### What you need to do
Using the records that follow, copy every line containing the word "الاندلسى".

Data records
** Start **
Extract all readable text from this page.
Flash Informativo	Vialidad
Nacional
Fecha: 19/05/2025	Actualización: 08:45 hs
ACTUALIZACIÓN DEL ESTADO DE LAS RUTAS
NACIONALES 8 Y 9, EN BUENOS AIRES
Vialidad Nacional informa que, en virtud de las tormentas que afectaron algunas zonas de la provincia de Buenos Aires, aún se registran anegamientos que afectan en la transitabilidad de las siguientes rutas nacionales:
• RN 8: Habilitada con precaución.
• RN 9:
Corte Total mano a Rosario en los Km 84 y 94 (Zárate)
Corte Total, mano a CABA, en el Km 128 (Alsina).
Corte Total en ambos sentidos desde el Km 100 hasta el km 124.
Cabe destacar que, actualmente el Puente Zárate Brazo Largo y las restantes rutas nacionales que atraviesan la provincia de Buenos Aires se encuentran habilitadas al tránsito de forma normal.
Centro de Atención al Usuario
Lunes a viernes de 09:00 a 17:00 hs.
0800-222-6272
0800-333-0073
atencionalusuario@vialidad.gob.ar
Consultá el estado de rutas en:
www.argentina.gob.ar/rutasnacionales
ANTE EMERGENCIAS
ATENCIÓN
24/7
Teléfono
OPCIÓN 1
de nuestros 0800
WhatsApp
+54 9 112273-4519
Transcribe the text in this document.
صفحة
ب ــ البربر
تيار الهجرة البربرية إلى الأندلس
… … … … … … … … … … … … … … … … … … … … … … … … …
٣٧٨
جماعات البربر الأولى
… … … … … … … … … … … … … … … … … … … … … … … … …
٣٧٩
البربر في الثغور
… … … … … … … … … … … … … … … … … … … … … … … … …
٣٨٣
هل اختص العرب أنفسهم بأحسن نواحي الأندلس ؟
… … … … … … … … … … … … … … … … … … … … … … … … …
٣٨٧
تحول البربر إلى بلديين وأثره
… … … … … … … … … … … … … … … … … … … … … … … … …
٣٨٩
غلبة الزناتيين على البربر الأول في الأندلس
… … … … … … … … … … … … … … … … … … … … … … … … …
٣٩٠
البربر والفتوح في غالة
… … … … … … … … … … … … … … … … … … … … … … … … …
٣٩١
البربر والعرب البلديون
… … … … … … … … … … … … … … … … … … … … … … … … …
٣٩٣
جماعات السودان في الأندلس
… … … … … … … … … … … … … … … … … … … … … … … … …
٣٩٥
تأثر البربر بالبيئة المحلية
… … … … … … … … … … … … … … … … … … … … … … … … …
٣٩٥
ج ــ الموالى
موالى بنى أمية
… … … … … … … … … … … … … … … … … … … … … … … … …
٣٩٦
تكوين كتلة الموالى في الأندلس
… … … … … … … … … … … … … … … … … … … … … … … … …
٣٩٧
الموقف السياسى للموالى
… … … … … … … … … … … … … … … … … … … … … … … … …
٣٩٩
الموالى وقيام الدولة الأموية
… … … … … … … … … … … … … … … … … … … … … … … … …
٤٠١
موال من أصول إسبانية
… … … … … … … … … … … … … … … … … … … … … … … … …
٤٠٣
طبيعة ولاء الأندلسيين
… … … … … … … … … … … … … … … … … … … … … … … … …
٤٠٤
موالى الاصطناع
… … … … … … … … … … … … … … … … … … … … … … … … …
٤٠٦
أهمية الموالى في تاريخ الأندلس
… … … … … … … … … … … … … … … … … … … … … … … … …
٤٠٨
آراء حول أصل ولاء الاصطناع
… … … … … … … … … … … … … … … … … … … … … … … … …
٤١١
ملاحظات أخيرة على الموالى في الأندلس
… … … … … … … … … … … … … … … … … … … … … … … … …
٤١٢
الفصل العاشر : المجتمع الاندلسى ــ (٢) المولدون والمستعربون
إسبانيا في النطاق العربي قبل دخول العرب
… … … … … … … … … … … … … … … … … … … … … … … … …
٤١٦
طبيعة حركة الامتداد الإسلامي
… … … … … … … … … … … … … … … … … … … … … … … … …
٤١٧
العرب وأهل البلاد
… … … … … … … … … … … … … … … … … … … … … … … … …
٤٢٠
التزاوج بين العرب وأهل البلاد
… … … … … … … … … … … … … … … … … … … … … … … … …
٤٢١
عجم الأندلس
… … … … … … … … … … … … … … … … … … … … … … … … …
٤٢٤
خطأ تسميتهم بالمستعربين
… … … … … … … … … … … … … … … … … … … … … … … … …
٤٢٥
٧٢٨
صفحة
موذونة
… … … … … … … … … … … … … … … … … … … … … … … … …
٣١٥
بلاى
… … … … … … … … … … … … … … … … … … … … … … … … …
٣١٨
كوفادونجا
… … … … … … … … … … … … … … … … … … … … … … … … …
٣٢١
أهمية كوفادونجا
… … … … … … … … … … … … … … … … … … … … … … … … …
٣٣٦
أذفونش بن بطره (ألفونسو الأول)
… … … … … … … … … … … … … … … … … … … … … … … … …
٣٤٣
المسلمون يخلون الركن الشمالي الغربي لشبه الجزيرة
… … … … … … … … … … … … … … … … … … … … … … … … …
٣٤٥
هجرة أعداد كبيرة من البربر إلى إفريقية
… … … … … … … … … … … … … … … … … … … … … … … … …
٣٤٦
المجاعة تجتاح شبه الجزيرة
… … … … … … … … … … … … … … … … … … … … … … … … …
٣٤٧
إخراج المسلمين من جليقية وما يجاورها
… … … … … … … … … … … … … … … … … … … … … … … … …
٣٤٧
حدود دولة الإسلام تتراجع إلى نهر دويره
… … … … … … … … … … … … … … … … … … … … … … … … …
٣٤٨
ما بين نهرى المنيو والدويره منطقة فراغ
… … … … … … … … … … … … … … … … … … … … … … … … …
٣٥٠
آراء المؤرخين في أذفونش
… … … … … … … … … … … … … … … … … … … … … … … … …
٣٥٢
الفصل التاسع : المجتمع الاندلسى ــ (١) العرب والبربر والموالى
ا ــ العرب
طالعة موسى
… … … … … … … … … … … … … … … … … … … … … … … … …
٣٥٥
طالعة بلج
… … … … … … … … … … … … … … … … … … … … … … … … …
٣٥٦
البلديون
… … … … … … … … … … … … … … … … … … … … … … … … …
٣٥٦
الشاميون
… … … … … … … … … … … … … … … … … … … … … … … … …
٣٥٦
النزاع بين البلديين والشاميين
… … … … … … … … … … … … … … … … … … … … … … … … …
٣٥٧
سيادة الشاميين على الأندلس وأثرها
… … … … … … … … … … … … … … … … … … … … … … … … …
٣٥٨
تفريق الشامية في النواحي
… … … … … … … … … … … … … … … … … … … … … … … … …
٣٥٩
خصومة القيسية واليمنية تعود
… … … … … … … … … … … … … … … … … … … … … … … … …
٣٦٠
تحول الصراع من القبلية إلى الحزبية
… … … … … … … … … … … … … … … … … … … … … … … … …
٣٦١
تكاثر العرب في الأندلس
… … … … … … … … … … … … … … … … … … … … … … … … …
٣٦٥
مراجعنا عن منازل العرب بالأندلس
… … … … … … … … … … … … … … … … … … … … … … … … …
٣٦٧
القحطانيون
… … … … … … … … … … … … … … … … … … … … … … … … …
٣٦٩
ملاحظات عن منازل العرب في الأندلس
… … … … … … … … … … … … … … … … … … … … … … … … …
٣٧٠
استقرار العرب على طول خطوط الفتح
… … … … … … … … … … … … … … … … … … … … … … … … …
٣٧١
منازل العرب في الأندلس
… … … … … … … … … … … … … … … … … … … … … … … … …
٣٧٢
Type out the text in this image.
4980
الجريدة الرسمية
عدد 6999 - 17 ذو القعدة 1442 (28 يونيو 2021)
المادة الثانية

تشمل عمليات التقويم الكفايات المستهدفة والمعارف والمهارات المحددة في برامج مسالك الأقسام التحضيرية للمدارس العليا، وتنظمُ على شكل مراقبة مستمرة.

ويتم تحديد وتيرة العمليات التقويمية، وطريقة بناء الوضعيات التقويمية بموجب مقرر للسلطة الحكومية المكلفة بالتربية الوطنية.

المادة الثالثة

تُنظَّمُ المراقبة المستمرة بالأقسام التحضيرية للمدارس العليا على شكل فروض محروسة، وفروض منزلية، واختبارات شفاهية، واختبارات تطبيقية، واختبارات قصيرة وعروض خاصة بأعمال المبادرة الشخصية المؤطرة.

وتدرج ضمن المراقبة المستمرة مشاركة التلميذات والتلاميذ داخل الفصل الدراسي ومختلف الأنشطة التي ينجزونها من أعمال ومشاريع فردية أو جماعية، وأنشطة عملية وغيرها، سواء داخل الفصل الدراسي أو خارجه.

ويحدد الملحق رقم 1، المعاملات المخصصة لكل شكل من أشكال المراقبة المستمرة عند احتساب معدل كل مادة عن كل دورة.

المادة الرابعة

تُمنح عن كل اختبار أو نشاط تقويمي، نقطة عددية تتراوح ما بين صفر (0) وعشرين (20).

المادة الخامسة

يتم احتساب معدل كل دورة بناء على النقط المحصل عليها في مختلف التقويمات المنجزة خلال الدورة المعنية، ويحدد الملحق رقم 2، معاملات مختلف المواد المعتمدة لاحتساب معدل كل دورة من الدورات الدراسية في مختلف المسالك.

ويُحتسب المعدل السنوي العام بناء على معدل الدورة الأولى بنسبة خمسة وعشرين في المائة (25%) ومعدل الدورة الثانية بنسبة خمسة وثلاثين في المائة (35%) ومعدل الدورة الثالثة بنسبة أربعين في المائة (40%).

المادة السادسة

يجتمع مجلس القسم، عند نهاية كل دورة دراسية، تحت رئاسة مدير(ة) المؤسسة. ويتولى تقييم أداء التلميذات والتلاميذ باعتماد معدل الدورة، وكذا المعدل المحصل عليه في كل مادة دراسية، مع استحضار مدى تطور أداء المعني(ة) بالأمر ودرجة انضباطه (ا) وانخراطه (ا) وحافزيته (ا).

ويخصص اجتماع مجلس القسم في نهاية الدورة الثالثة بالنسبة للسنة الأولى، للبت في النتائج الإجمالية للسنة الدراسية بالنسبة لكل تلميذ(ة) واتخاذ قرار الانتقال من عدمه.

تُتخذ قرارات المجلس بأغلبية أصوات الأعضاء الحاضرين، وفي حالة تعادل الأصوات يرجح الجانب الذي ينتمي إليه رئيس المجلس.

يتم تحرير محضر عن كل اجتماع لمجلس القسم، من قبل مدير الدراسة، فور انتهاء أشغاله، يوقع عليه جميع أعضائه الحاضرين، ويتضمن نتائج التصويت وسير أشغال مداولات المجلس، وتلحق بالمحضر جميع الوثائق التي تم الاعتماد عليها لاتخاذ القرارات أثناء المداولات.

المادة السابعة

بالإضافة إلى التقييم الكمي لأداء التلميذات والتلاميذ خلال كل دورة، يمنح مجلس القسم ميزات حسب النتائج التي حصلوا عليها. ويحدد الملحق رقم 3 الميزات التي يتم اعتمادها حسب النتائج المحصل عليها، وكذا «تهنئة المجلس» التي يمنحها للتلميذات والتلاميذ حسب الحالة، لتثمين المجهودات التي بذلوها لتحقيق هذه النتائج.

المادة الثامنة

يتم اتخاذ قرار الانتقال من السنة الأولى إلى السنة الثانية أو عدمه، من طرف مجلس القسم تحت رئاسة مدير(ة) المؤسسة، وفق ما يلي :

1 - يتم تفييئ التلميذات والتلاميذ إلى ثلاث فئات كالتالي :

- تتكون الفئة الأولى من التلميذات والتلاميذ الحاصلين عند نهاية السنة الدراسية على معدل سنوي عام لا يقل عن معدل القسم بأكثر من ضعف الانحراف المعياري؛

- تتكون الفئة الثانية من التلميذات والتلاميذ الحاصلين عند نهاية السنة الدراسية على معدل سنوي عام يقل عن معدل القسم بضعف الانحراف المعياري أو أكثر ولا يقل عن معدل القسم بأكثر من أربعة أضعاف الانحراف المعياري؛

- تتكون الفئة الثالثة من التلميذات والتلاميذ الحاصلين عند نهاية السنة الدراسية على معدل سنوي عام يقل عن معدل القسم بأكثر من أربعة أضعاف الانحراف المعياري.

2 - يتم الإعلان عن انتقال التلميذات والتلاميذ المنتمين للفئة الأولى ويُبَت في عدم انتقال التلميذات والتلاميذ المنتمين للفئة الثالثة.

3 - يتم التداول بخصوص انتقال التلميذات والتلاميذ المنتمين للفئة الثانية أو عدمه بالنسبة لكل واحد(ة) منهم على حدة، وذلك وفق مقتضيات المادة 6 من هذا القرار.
** End **
### The reply
الفصل العاشر : المجتمع الاندلسى ــ (٢) المولدون والمستعربون
الفصل التاسع : المجتمع الاندلسى ــ (١) العرب والبربر والموالى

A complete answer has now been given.